WHAT TO DO —
**A)** Summarize the passage on memory usage prediction in two sentences.
**B)** In the passage on memory usage prediction, why is the proposed two-stage method said to be suitable for scenarios with high model updating frequency? Answer in one or two sentences.
**C)** Copy the passage from the words "The rest of" through the words "directions in Sect. 7.", swapping "conclusions" for "findings".

PASSAGE —

Based on our customer experience, we found the special needs for resource prediction from with real world industry customers. Specifically, people only care about the memory usage for those large memory jobs, such as more than several or even hundreds of gigabytes. For small memory jobs, there is no need to know the memory usage in such fine-grained size compared with the massive available memory on the nodes. To satisfy this need, we propose a practical resource prediction method to improve the prediction accuracy for the large memory jobs. Considering the workload characteristics and customer needs, we mainly made the following contributions in this study:

  • We analyzed the characteristics of workload traces collected from real customers, and found the number of jobs consuming large memory is smaller than small memory ones. Then we adopt the over-sampling method for large memory jobs to reduce the information loss.

  • Considering both prediction accuracy and training cost, we propose a practical prediction method using two-stages prediction models. The method removes the noise of small memory jobs when predict the final memory usage. As training complexity is reduced with smaller number of jobs and class number, it is suitable for scenarios with high model updating frequency.

  • We performed evaluation tests using the collected job traces, and analyzed the benefits of the proposed method in reducing prediction errors for large memory jobs and accelerating model training.

The rest of the paper starts with Sect. 2 which gives the motivation of this work by summarizing the characteristics of real-world job traces, and then lists the main design goals of this paper. In Sects. 3 and 4, we introduce the specific work need to be done during dataset preparation, and the proposed two-stage prediction method for large memory jobs. Evaluation results are analyzed in Sect. 5, and Sect. 6 summarized related work on job resource usage prediction. At last, we make the conclusions and introduce the future directions in Sect. 7.

Stored dataset items —
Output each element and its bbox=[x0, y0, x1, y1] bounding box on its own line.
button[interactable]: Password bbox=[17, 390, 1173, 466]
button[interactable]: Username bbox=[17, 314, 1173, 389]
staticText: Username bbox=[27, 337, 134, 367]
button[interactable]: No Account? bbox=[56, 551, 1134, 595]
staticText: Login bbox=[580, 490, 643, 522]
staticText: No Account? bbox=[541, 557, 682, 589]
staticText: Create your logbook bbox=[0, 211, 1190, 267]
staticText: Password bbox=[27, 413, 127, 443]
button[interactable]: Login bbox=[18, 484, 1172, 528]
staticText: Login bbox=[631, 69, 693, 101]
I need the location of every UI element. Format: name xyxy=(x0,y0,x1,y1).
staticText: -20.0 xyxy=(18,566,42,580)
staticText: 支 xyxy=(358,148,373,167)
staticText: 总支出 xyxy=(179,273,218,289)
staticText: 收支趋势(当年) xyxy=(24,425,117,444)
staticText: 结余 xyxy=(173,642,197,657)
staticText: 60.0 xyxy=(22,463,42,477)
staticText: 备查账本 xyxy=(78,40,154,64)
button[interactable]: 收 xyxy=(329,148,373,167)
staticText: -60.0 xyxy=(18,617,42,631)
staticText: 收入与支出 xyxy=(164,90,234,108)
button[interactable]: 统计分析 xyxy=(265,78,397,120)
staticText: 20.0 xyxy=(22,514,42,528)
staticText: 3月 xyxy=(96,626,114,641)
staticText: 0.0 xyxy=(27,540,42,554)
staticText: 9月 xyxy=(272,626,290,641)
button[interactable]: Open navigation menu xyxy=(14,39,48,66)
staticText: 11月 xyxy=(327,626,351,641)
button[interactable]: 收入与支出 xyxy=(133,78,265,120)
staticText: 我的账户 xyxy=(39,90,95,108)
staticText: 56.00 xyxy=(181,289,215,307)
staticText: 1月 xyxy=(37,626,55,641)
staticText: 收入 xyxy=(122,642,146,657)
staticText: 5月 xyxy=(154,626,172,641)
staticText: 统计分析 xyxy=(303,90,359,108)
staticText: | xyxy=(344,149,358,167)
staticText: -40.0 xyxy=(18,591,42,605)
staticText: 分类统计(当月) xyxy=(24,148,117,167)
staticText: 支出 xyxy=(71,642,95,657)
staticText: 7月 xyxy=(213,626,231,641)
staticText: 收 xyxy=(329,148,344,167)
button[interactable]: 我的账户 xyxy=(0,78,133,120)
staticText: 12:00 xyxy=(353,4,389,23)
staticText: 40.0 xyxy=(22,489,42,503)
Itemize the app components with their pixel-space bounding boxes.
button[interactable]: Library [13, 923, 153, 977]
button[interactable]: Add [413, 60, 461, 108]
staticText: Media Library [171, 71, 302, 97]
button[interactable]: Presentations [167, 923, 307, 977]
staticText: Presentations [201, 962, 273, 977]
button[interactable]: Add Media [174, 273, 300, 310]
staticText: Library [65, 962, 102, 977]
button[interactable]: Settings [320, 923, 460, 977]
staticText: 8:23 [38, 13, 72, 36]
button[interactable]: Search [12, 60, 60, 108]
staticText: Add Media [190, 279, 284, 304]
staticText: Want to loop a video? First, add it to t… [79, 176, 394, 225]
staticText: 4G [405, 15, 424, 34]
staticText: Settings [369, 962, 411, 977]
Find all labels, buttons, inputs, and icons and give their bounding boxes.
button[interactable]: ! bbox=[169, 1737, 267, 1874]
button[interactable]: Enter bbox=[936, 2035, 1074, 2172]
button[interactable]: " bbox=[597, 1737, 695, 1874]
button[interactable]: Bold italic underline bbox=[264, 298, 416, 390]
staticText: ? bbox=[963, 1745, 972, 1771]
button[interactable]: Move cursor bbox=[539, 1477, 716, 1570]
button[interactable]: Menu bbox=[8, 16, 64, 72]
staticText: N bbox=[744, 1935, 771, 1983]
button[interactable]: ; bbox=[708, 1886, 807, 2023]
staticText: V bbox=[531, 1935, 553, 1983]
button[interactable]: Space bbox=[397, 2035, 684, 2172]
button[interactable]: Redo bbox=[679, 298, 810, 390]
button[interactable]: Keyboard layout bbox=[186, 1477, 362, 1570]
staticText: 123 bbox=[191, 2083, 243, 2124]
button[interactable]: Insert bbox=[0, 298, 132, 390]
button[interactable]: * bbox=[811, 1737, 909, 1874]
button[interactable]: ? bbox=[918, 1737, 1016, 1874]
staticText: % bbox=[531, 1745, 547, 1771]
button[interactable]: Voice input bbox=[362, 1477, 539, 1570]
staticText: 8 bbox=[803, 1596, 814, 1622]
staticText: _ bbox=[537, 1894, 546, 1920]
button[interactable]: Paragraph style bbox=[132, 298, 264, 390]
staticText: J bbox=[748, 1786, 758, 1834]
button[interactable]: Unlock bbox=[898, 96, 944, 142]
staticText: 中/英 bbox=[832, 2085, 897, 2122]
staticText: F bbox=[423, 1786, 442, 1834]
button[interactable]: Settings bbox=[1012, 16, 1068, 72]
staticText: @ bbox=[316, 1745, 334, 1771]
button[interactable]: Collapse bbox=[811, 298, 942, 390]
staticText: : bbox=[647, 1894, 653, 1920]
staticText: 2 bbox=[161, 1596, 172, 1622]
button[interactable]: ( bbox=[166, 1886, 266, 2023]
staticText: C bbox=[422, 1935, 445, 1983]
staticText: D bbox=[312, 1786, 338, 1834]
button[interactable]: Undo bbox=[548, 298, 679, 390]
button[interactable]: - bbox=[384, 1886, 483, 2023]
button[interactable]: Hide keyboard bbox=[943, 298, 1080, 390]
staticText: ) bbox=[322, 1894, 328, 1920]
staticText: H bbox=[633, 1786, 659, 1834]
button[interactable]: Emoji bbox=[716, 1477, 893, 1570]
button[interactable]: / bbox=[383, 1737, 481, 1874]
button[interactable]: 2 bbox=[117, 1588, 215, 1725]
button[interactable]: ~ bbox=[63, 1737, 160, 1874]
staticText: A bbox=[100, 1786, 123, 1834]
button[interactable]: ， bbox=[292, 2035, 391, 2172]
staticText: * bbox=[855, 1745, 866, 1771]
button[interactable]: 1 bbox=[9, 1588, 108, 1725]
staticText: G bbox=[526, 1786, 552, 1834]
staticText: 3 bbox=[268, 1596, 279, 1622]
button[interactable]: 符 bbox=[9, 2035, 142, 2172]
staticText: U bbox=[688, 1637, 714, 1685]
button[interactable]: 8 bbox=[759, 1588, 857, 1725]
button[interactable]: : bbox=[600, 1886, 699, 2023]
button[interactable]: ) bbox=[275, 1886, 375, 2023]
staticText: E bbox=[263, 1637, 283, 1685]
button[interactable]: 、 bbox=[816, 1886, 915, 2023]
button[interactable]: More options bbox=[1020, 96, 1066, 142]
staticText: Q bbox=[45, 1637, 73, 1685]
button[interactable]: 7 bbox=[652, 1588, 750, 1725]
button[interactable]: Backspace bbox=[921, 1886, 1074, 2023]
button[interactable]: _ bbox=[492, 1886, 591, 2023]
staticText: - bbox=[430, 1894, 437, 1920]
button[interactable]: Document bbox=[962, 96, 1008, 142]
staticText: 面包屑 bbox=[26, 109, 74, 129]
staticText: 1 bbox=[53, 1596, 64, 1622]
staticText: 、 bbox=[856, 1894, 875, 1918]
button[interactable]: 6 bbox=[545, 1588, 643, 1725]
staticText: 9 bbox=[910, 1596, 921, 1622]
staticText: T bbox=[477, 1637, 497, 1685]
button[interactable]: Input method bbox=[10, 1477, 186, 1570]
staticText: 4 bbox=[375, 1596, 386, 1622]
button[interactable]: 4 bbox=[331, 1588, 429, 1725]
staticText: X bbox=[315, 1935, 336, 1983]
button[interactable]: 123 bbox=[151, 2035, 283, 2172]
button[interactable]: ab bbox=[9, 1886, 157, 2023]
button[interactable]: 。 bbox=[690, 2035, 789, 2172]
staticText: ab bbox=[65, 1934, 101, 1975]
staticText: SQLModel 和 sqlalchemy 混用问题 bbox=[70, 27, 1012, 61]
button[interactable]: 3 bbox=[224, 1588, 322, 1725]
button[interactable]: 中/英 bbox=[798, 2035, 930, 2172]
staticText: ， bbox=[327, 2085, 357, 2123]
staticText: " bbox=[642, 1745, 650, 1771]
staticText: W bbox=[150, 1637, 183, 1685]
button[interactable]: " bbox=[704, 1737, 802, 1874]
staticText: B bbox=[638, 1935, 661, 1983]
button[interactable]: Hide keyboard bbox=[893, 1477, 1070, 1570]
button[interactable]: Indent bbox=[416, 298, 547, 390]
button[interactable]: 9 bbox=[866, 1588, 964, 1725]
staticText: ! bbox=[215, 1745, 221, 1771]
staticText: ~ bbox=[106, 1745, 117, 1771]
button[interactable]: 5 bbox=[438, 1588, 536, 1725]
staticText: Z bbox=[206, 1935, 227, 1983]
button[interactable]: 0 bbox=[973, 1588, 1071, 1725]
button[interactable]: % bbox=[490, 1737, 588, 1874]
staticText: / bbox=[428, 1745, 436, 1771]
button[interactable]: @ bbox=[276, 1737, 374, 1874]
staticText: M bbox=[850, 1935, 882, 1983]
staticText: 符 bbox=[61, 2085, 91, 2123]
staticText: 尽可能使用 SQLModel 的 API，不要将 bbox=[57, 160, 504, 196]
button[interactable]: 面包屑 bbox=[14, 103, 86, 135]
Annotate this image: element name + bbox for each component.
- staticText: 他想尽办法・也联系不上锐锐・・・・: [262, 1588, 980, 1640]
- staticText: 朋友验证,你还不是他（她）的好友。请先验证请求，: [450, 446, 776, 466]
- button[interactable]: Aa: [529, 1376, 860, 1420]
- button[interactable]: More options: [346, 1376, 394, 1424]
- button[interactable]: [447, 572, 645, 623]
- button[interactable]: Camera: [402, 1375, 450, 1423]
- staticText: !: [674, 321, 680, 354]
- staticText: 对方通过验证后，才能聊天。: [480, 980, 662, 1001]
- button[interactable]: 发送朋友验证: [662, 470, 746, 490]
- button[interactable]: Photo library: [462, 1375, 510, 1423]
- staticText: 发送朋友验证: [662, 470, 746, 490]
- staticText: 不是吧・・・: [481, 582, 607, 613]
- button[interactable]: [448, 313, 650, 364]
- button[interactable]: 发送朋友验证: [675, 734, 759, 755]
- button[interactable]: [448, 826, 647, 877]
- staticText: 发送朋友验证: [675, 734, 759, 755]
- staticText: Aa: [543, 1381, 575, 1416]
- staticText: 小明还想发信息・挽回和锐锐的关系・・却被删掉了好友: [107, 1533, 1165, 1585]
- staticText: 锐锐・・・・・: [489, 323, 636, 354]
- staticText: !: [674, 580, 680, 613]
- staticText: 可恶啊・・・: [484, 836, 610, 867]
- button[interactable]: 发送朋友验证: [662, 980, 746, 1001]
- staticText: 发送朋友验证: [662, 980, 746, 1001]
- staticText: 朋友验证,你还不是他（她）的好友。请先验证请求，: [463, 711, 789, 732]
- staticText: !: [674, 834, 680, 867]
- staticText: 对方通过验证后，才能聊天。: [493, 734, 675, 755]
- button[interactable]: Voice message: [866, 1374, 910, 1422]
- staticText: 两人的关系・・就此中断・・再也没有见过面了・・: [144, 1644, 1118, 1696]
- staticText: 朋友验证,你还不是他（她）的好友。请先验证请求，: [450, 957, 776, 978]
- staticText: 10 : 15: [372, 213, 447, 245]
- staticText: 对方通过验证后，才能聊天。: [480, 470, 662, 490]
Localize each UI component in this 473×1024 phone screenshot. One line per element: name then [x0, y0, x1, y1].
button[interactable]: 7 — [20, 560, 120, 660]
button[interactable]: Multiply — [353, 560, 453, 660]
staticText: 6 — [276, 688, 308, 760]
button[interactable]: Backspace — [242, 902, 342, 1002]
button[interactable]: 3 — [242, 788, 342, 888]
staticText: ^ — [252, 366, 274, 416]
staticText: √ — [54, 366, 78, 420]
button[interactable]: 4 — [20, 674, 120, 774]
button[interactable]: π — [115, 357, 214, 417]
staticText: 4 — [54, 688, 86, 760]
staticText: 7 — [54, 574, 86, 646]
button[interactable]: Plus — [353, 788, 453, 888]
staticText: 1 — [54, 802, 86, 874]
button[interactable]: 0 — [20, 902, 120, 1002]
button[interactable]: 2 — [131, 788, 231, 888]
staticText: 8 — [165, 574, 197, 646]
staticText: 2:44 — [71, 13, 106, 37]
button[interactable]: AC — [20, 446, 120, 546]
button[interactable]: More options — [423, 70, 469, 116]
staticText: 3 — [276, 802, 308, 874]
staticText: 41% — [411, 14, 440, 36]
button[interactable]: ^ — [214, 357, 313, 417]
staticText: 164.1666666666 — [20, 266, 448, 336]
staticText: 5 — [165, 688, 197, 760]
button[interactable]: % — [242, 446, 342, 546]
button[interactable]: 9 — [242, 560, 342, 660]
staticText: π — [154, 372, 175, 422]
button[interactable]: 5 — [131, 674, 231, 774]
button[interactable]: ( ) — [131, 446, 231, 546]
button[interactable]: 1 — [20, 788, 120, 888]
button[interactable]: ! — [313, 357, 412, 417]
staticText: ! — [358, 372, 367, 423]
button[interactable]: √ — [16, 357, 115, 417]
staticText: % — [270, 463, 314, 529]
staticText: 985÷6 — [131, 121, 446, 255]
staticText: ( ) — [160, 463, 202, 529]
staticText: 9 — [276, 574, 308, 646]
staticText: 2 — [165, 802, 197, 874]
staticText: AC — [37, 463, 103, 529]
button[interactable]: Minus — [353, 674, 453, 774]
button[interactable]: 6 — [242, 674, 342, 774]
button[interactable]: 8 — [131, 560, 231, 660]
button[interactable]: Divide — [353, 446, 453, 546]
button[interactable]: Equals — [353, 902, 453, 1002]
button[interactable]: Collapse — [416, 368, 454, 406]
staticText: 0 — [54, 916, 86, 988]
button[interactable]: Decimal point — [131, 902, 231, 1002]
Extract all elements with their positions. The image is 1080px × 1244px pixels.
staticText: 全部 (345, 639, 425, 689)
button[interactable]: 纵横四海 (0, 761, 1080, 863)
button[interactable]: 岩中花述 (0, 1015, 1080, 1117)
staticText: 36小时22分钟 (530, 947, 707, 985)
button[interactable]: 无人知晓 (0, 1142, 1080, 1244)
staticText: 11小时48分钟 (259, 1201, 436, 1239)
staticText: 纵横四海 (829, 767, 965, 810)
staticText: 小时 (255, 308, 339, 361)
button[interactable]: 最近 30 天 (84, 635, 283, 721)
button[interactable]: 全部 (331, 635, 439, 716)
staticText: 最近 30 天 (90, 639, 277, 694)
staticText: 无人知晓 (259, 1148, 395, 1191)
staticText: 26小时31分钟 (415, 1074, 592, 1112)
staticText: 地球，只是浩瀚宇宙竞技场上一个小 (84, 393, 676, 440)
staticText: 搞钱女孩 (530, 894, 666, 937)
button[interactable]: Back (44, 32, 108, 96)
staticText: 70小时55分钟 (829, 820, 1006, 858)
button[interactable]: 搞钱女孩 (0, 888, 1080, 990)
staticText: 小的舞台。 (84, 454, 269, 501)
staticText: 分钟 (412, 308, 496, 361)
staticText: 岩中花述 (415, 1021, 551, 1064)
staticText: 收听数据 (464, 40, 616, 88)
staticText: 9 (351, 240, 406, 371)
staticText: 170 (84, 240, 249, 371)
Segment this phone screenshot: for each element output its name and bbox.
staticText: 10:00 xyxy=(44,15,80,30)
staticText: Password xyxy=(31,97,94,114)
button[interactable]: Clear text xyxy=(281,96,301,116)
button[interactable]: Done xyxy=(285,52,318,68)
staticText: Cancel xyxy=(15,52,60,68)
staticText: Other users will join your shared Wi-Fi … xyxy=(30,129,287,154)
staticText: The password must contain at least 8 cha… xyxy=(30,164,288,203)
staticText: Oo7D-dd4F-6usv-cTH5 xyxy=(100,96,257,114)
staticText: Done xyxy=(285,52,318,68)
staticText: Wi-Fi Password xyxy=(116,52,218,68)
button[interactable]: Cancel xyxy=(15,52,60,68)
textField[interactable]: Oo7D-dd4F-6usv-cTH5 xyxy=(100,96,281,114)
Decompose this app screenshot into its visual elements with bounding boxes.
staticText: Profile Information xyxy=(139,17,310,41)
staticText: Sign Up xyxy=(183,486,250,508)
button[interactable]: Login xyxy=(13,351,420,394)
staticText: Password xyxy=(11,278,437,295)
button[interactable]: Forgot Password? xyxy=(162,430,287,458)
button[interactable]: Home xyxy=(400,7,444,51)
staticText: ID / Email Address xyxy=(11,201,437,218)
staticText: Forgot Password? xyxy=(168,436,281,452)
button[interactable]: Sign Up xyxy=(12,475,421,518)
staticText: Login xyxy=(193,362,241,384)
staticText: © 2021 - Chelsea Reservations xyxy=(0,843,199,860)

RESPONSES FOR EACH TASK —
**A)** Industry customers care mainly about the memory usage of large memory jobs, so the authors propose a practical two-stage method that improves prediction accuracy for these jobs. After finding that large memory jobs are fewer than small ones in real workload traces, they over-sample the large jobs, remove the noise of small memory jobs from the final prediction, and evaluate the method's gains in prediction error and training speed.

**B)** The method is suitable because its training complexity is reduced, since it works with a smaller number of jobs and a smaller class number.

**C)**
The rest of the paper starts with Sect. 2 which gives the motivation of this work by summarizing the characteristics of real-world job traces, and then lists the main design goals of this paper. In Sects. 3 and 4, we introduce the specific work need to be done during dataset preparation, and the proposed two-stage prediction method for large memory jobs. Evaluation results are analyzed in Sect. 5, and Sect. 6 summarized related work on job resource usage prediction. At last, we make the findings and introduce the future directions in Sect. 7.